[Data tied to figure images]
▼▼▼

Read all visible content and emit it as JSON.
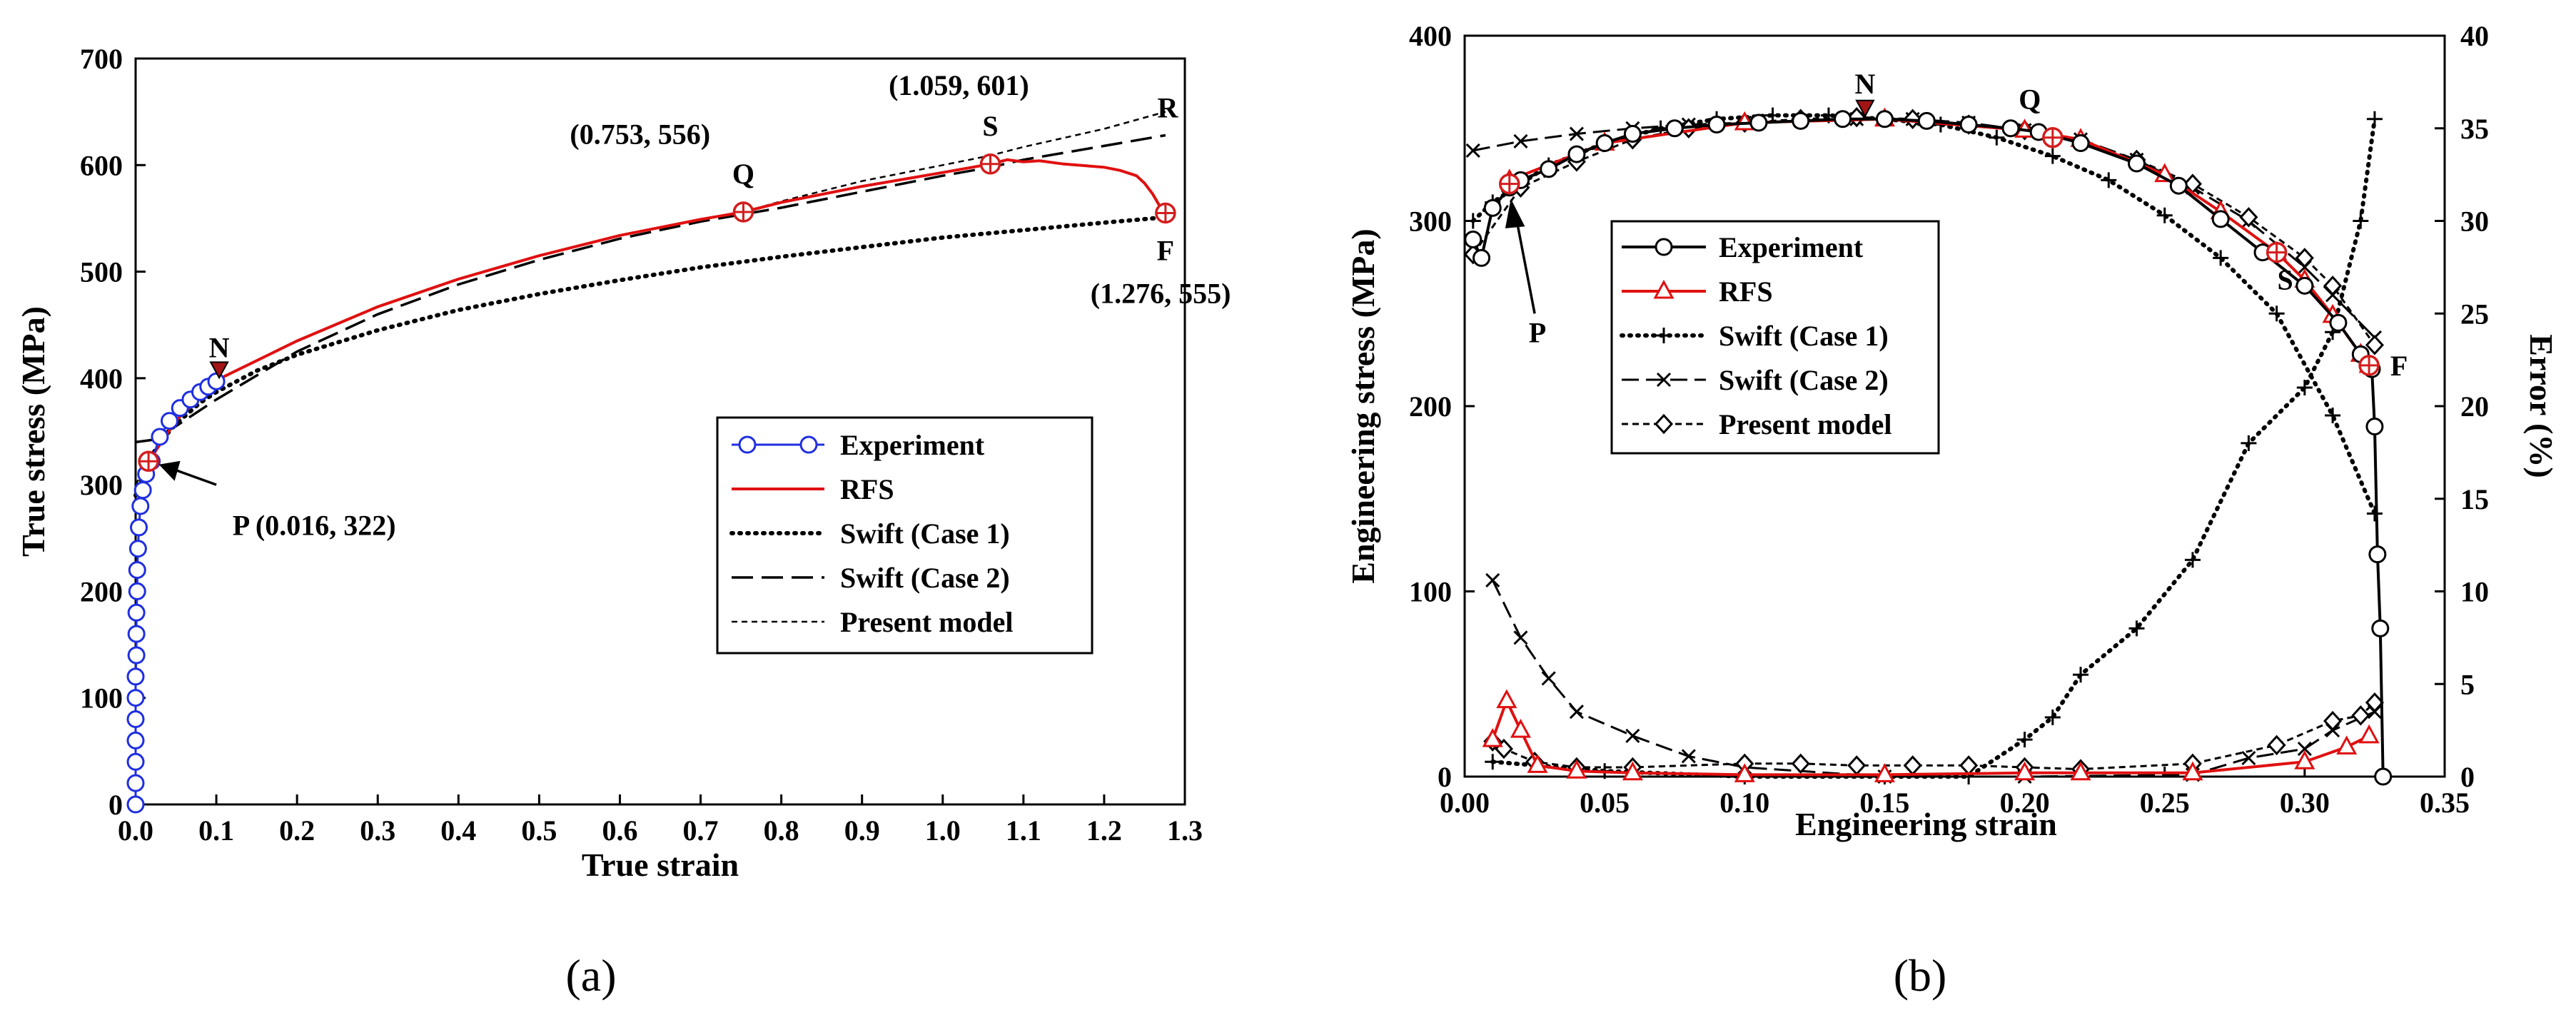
{
  "colors": {
    "experiment_a": "#1f2fe0",
    "rfs": "#e01010",
    "black": "#000000",
    "marker_red": "#d41d1d",
    "point_n": "#1f2fe0"
  },
  "chart_data": [
    {
      "id": "a",
      "type": "line",
      "panel_label": "(a)",
      "xlabel": "True strain",
      "ylabel": "True stress (MPa)",
      "xlim": [
        0,
        1.3
      ],
      "ylim": [
        0,
        700
      ],
      "xticks": [
        "0.0",
        "0.1",
        "0.2",
        "0.3",
        "0.4",
        "0.5",
        "0.6",
        "0.7",
        "0.8",
        "0.9",
        "1.0",
        "1.1",
        "1.2",
        "1.3"
      ],
      "yticks": [
        "0",
        "100",
        "200",
        "300",
        "400",
        "500",
        "600",
        "700"
      ],
      "legend": {
        "placement": "center-right",
        "entries": [
          {
            "label": "Experiment",
            "style": "blue-circle"
          },
          {
            "label": "RFS",
            "style": "red-solid"
          },
          {
            "label": "Swift (Case 1)",
            "style": "dotted"
          },
          {
            "label": "Swift (Case 2)",
            "style": "long-dash"
          },
          {
            "label": "Present model",
            "style": "short-dash"
          }
        ]
      },
      "series": [
        {
          "name": "Experiment",
          "x": [
            0,
            0,
            0,
            0,
            0,
            0,
            0,
            0.001,
            0.001,
            0.001,
            0.002,
            0.002,
            0.003,
            0.004,
            0.006,
            0.009,
            0.013,
            0.02,
            0.03,
            0.042,
            0.055,
            0.068,
            0.08,
            0.09,
            0.1
          ],
          "y": [
            0,
            20,
            40,
            60,
            80,
            100,
            120,
            140,
            160,
            180,
            200,
            220,
            240,
            260,
            280,
            295,
            310,
            322,
            345,
            360,
            372,
            380,
            387,
            392,
            397
          ]
        },
        {
          "name": "RFS",
          "x": [
            0.016,
            0.05,
            0.1,
            0.2,
            0.3,
            0.4,
            0.5,
            0.6,
            0.7,
            0.753,
            0.8,
            0.9,
            1.0,
            1.059,
            1.08,
            1.1,
            1.12,
            1.15,
            1.2,
            1.22,
            1.24,
            1.25,
            1.26,
            1.27,
            1.276
          ],
          "y": [
            322,
            360,
            398,
            435,
            467,
            493,
            515,
            534,
            549,
            556,
            565,
            580,
            593,
            601,
            605,
            603,
            604,
            601,
            598,
            595,
            590,
            583,
            573,
            560,
            555
          ]
        },
        {
          "name": "Swift (Case 1)",
          "x": [
            0,
            0.005,
            0.016,
            0.03,
            0.05,
            0.08,
            0.1,
            0.15,
            0.2,
            0.3,
            0.4,
            0.5,
            0.6,
            0.7,
            0.8,
            0.9,
            1.0,
            1.1,
            1.2,
            1.276
          ],
          "y": [
            290,
            300,
            322,
            340,
            357,
            377,
            387,
            407,
            422,
            445,
            464,
            479,
            492,
            504,
            514,
            523,
            532,
            539,
            546,
            551
          ]
        },
        {
          "name": "Swift (Case 2)",
          "x": [
            0,
            0.02,
            0.05,
            0.1,
            0.2,
            0.3,
            0.4,
            0.5,
            0.6,
            0.7,
            0.8,
            0.9,
            1.0,
            1.059,
            1.1,
            1.2,
            1.276
          ],
          "y": [
            340,
            342,
            355,
            380,
            425,
            460,
            488,
            511,
            531,
            547,
            560,
            575,
            590,
            598,
            605,
            618,
            628
          ]
        },
        {
          "name": "Present model",
          "x": [
            0,
            0.016,
            0.05,
            0.1,
            0.2,
            0.3,
            0.4,
            0.5,
            0.6,
            0.7,
            0.753,
            0.8,
            0.9,
            1.0,
            1.059,
            1.1,
            1.2,
            1.276
          ],
          "y": [
            300,
            322,
            360,
            398,
            435,
            467,
            493,
            515,
            534,
            549,
            556,
            566,
            585,
            600,
            609,
            617,
            634,
            650
          ]
        }
      ],
      "annotations": [
        {
          "label": "P (0.016, 322)",
          "x": 0.016,
          "y": 322
        },
        {
          "label": "Q",
          "x": 0.753,
          "y": 556
        },
        {
          "label": "(0.753, 556)",
          "x": 0.753,
          "y": 556
        },
        {
          "label": "S",
          "x": 1.059,
          "y": 601
        },
        {
          "label": "(1.059, 601)",
          "x": 1.059,
          "y": 601
        },
        {
          "label": "F",
          "x": 1.276,
          "y": 555
        },
        {
          "label": "(1.276, 555)",
          "x": 1.276,
          "y": 555
        },
        {
          "label": "N",
          "x": 0.1,
          "y": 397
        },
        {
          "label": "R",
          "x": 1.3,
          "y": 650
        }
      ]
    },
    {
      "id": "b",
      "type": "line",
      "panel_label": "(b)",
      "xlabel": "Engineering strain",
      "ylabel": "Engineering stress (MPa)",
      "y2label": "Error (%)",
      "xlim": [
        0,
        0.35
      ],
      "ylim": [
        0,
        400
      ],
      "y2lim": [
        0,
        40
      ],
      "xticks": [
        "0.00",
        "0.05",
        "0.10",
        "0.15",
        "0.20",
        "0.25",
        "0.30",
        "0.35"
      ],
      "yticks": [
        "0",
        "100",
        "200",
        "300",
        "400"
      ],
      "y2ticks": [
        "0",
        "5",
        "10",
        "15",
        "20",
        "25",
        "30",
        "35",
        "40"
      ],
      "legend": {
        "placement": "center-left",
        "entries": [
          {
            "label": "Experiment",
            "style": "black-circle"
          },
          {
            "label": "RFS",
            "style": "red-triangle"
          },
          {
            "label": "Swift (Case 1)",
            "style": "dotted-plus"
          },
          {
            "label": "Swift (Case 2)",
            "style": "dash-x"
          },
          {
            "label": "Present model",
            "style": "short-dash-diamond"
          }
        ]
      },
      "series": [
        {
          "name": "Experiment",
          "axis": "left",
          "x": [
            0.003,
            0.006,
            0.01,
            0.016,
            0.02,
            0.03,
            0.04,
            0.05,
            0.06,
            0.075,
            0.09,
            0.105,
            0.12,
            0.135,
            0.15,
            0.165,
            0.18,
            0.195,
            0.205,
            0.22,
            0.24,
            0.255,
            0.27,
            0.285,
            0.3,
            0.312,
            0.32,
            0.324,
            0.325,
            0.326,
            0.327,
            0.328
          ],
          "y": [
            290,
            280,
            307,
            318,
            322,
            328,
            336,
            342,
            347,
            350,
            352,
            353,
            354,
            355,
            355,
            354,
            352,
            350,
            348,
            342,
            331,
            319,
            301,
            283,
            265,
            245,
            228,
            220,
            189,
            120,
            80,
            0
          ]
        },
        {
          "name": "RFS",
          "axis": "left",
          "x": [
            0.016,
            0.05,
            0.1,
            0.15,
            0.2,
            0.22,
            0.25,
            0.27,
            0.29,
            0.3,
            0.31,
            0.32,
            0.323
          ],
          "y": [
            322,
            342,
            353,
            355,
            349,
            344,
            325,
            305,
            283,
            268,
            249,
            228,
            222
          ]
        },
        {
          "name": "Swift (Case 1)",
          "axis": "left",
          "x": [
            0.003,
            0.01,
            0.02,
            0.03,
            0.05,
            0.07,
            0.09,
            0.11,
            0.13,
            0.15,
            0.17,
            0.19,
            0.21,
            0.23,
            0.25,
            0.27,
            0.29,
            0.31,
            0.325
          ],
          "y": [
            300,
            310,
            320,
            330,
            342,
            350,
            355,
            357,
            357,
            355,
            352,
            345,
            335,
            322,
            303,
            280,
            250,
            195,
            142
          ]
        },
        {
          "name": "Swift (Case 2)",
          "axis": "left",
          "x": [
            0.003,
            0.02,
            0.04,
            0.06,
            0.08,
            0.1,
            0.12,
            0.14,
            0.16,
            0.18,
            0.2,
            0.22,
            0.24,
            0.26,
            0.28,
            0.3,
            0.31,
            0.325
          ],
          "y": [
            338,
            343,
            347,
            350,
            352,
            353,
            354,
            355,
            355,
            353,
            349,
            344,
            333,
            318,
            300,
            275,
            260,
            237
          ]
        },
        {
          "name": "Present model",
          "axis": "left",
          "x": [
            0.003,
            0.02,
            0.04,
            0.06,
            0.08,
            0.1,
            0.12,
            0.14,
            0.16,
            0.18,
            0.2,
            0.22,
            0.24,
            0.26,
            0.28,
            0.3,
            0.31,
            0.325
          ],
          "y": [
            282,
            318,
            332,
            344,
            350,
            353,
            355,
            356,
            355,
            352,
            349,
            343,
            333,
            320,
            302,
            280,
            265,
            233
          ]
        },
        {
          "name": "Swift (Case 1) error",
          "axis": "right",
          "x": [
            0.01,
            0.05,
            0.1,
            0.15,
            0.18,
            0.2,
            0.21,
            0.22,
            0.24,
            0.26,
            0.28,
            0.3,
            0.31,
            0.32,
            0.325
          ],
          "y": [
            0.8,
            0.3,
            0,
            0,
            0,
            2,
            3.2,
            5.5,
            8,
            11.7,
            18,
            21,
            24,
            30,
            35.5
          ]
        },
        {
          "name": "Swift (Case 2) error",
          "axis": "right",
          "x": [
            0.01,
            0.02,
            0.03,
            0.04,
            0.06,
            0.08,
            0.1,
            0.15,
            0.2,
            0.26,
            0.28,
            0.3,
            0.31,
            0.325
          ],
          "y": [
            10.6,
            7.5,
            5.3,
            3.5,
            2.2,
            1.1,
            0.5,
            0,
            0,
            0.1,
            1,
            1.5,
            2.5,
            3.5
          ]
        },
        {
          "name": "RFS error",
          "axis": "right",
          "x": [
            0.01,
            0.015,
            0.02,
            0.026,
            0.04,
            0.06,
            0.1,
            0.15,
            0.2,
            0.22,
            0.26,
            0.3,
            0.315,
            0.323
          ],
          "y": [
            2,
            4.1,
            2.5,
            0.6,
            0.3,
            0.2,
            0.1,
            0.1,
            0.2,
            0.2,
            0.2,
            0.8,
            1.6,
            2.2
          ]
        },
        {
          "name": "Present model error",
          "axis": "right",
          "x": [
            0.01,
            0.014,
            0.025,
            0.04,
            0.06,
            0.1,
            0.12,
            0.14,
            0.16,
            0.18,
            0.2,
            0.22,
            0.26,
            0.29,
            0.31,
            0.32,
            0.325
          ],
          "y": [
            1.9,
            1.5,
            0.8,
            0.5,
            0.5,
            0.7,
            0.7,
            0.6,
            0.6,
            0.6,
            0.5,
            0.4,
            0.7,
            1.7,
            3,
            3.3,
            4
          ]
        }
      ],
      "annotations": [
        {
          "label": "N",
          "x": 0.143,
          "y": 360
        },
        {
          "label": "P",
          "x": 0.016,
          "y": 310
        },
        {
          "label": "Q",
          "x": 0.21,
          "y": 345
        },
        {
          "label": "S",
          "x": 0.29,
          "y": 283
        },
        {
          "label": "F",
          "x": 0.323,
          "y": 222
        }
      ]
    }
  ]
}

▲▲▲

# The request
Extract, from the listing above, every line where the string "Engineering" occurs.

# Reply to the task
      "xlabel": "Engineering strain",
      "ylabel": "Engineering stress (MPa)",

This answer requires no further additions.